===== DATA =====

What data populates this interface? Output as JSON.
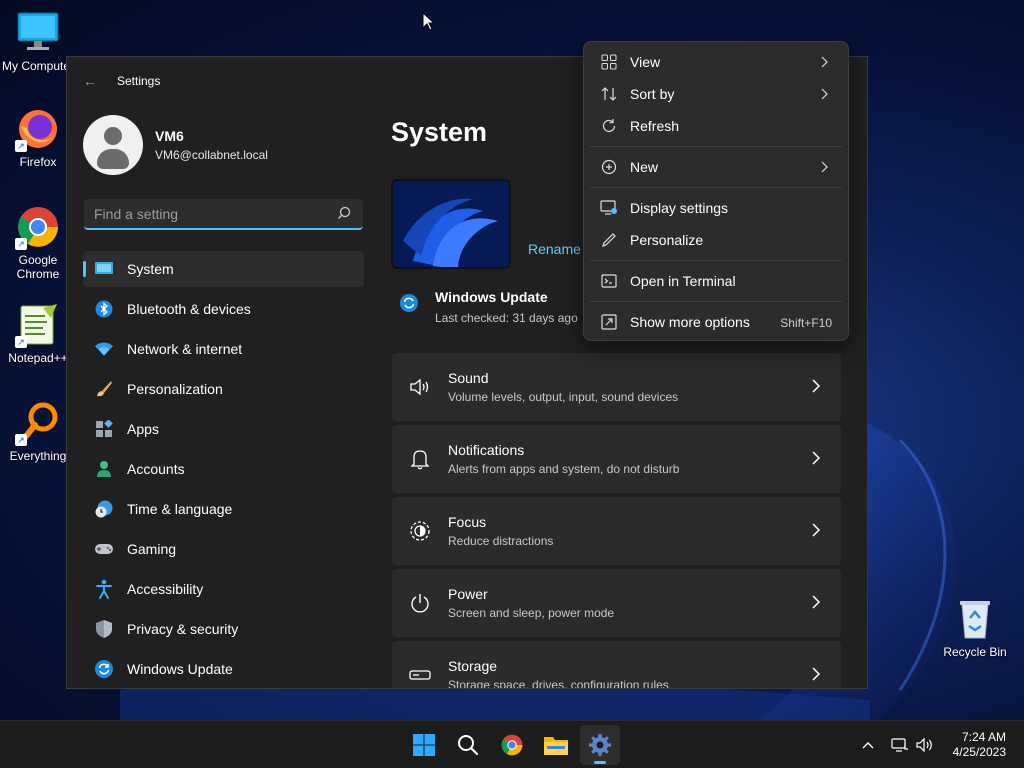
{
  "desktop": {
    "icons": [
      {
        "label": "My Computer",
        "icon": "monitor-icon"
      },
      {
        "label": "Firefox",
        "icon": "firefox-icon"
      },
      {
        "label": "Google Chrome",
        "icon": "chrome-icon"
      },
      {
        "label": "Notepad++",
        "icon": "notepadpp-icon"
      },
      {
        "label": "Everything",
        "icon": "everything-icon"
      },
      {
        "label": "Recycle Bin",
        "icon": "recycle-bin-icon"
      }
    ]
  },
  "settings": {
    "window_title": "Settings",
    "profile": {
      "name": "VM6",
      "email": "VM6@collabnet.local"
    },
    "search": {
      "placeholder": "Find a setting",
      "value": ""
    },
    "nav": [
      {
        "label": "System",
        "icon": "system-icon",
        "active": true
      },
      {
        "label": "Bluetooth & devices",
        "icon": "bluetooth-icon"
      },
      {
        "label": "Network & internet",
        "icon": "wifi-icon"
      },
      {
        "label": "Personalization",
        "icon": "brush-icon"
      },
      {
        "label": "Apps",
        "icon": "apps-icon"
      },
      {
        "label": "Accounts",
        "icon": "accounts-icon"
      },
      {
        "label": "Time & language",
        "icon": "clock-globe-icon"
      },
      {
        "label": "Gaming",
        "icon": "gamepad-icon"
      },
      {
        "label": "Accessibility",
        "icon": "accessibility-icon"
      },
      {
        "label": "Privacy & security",
        "icon": "shield-icon"
      },
      {
        "label": "Windows Update",
        "icon": "update-icon"
      }
    ],
    "main": {
      "title": "System",
      "rename_label": "Rename",
      "windows_update": {
        "title": "Windows Update",
        "subtitle": "Last checked: 31 days ago"
      },
      "cards": [
        {
          "title": "Sound",
          "subtitle": "Volume levels, output, input, sound devices",
          "icon": "speaker-icon"
        },
        {
          "title": "Notifications",
          "subtitle": "Alerts from apps and system, do not disturb",
          "icon": "bell-icon"
        },
        {
          "title": "Focus",
          "subtitle": "Reduce distractions",
          "icon": "focus-icon"
        },
        {
          "title": "Power",
          "subtitle": "Screen and sleep, power mode",
          "icon": "power-icon"
        },
        {
          "title": "Storage",
          "subtitle": "Storage space, drives, configuration rules",
          "icon": "storage-icon"
        }
      ]
    }
  },
  "context_menu": {
    "items": [
      {
        "label": "View",
        "icon": "grid-view-icon",
        "submenu": true
      },
      {
        "label": "Sort by",
        "icon": "sort-icon",
        "submenu": true
      },
      {
        "label": "Refresh",
        "icon": "refresh-icon"
      },
      {
        "label": "New",
        "icon": "plus-circle-icon",
        "submenu": true
      },
      {
        "label": "Display settings",
        "icon": "display-settings-icon"
      },
      {
        "label": "Personalize",
        "icon": "pen-icon"
      },
      {
        "label": "Open in Terminal",
        "icon": "terminal-icon"
      },
      {
        "label": "Show more options",
        "icon": "more-options-icon",
        "shortcut": "Shift+F10"
      }
    ]
  },
  "taskbar": {
    "apps": [
      "start-icon",
      "search-icon",
      "chrome-icon",
      "file-explorer-icon",
      "settings-icon"
    ],
    "clock": {
      "time": "7:24 AM",
      "date": "4/25/2023"
    }
  },
  "colors": {
    "accent": "#4cc2ff",
    "link": "#60cdff",
    "window_bg": "#202020",
    "card_bg": "#2b2b2b"
  }
}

=====

* WHAT TO PRODUCE *
Write the full listing out again with every line unchanged, but include no pictures.

* EXERCISE SOLUTION *
What data populates this interface? Output as JSON.
{
  "desktop": {
    "icons": [
      {
        "label": "My Computer",
        "icon": "monitor-icon"
      },
      {
        "label": "Firefox",
        "icon": "firefox-icon"
      },
      {
        "label": "Google Chrome",
        "icon": "chrome-icon"
      },
      {
        "label": "Notepad++",
        "icon": "notepadpp-icon"
      },
      {
        "label": "Everything",
        "icon": "everything-icon"
      },
      {
        "label": "Recycle Bin",
        "icon": "recycle-bin-icon"
      }
    ]
  },
  "settings": {
    "window_title": "Settings",
    "profile": {
      "name": "VM6",
      "email": "VM6@collabnet.local"
    },
    "search": {
      "placeholder": "Find a setting",
      "value": ""
    },
    "nav": [
      {
        "label": "System",
        "icon": "system-icon",
        "active": true
      },
      {
        "label": "Bluetooth & devices",
        "icon": "bluetooth-icon"
      },
      {
        "label": "Network & internet",
        "icon": "wifi-icon"
      },
      {
        "label": "Personalization",
        "icon": "brush-icon"
      },
      {
        "label": "Apps",
        "icon": "apps-icon"
      },
      {
        "label": "Accounts",
        "icon": "accounts-icon"
      },
      {
        "label": "Time & language",
        "icon": "clock-globe-icon"
      },
      {
        "label": "Gaming",
        "icon": "gamepad-icon"
      },
      {
        "label": "Accessibility",
        "icon": "accessibility-icon"
      },
      {
        "label": "Privacy & security",
        "icon": "shield-icon"
      },
      {
        "label": "Windows Update",
        "icon": "update-icon"
      }
    ],
    "main": {
      "title": "System",
      "rename_label": "Rename",
      "windows_update": {
        "title": "Windows Update",
        "subtitle": "Last checked: 31 days ago"
      },
      "cards": [
        {
          "title": "Sound",
          "subtitle": "Volume levels, output, input, sound devices",
          "icon": "speaker-icon"
        },
        {
          "title": "Notifications",
          "subtitle": "Alerts from apps and system, do not disturb",
          "icon": "bell-icon"
        },
        {
          "title": "Focus",
          "subtitle": "Reduce distractions",
          "icon": "focus-icon"
        },
        {
          "title": "Power",
          "subtitle": "Screen and sleep, power mode",
          "icon": "power-icon"
        },
        {
          "title": "Storage",
          "subtitle": "Storage space, drives, configuration rules",
          "icon": "storage-icon"
        }
      ]
    }
  },
  "context_menu": {
    "items": [
      {
        "label": "View",
        "icon": "grid-view-icon",
        "submenu": true
      },
      {
        "label": "Sort by",
        "icon": "sort-icon",
        "submenu": true
      },
      {
        "label": "Refresh",
        "icon": "refresh-icon"
      },
      {
        "label": "New",
        "icon": "plus-circle-icon",
        "submenu": true
      },
      {
        "label": "Display settings",
        "icon": "display-settings-icon"
      },
      {
        "label": "Personalize",
        "icon": "pen-icon"
      },
      {
        "label": "Open in Terminal",
        "icon": "terminal-icon"
      },
      {
        "label": "Show more options",
        "icon": "more-options-icon",
        "shortcut": "Shift+F10"
      }
    ]
  },
  "taskbar": {
    "apps": [
      "start-icon",
      "search-icon",
      "chrome-icon",
      "file-explorer-icon",
      "settings-icon"
    ],
    "clock": {
      "time": "7:24 AM",
      "date": "4/25/2023"
    }
  },
  "colors": {
    "accent": "#4cc2ff",
    "link": "#60cdff",
    "window_bg": "#202020",
    "card_bg": "#2b2b2b"
  }
}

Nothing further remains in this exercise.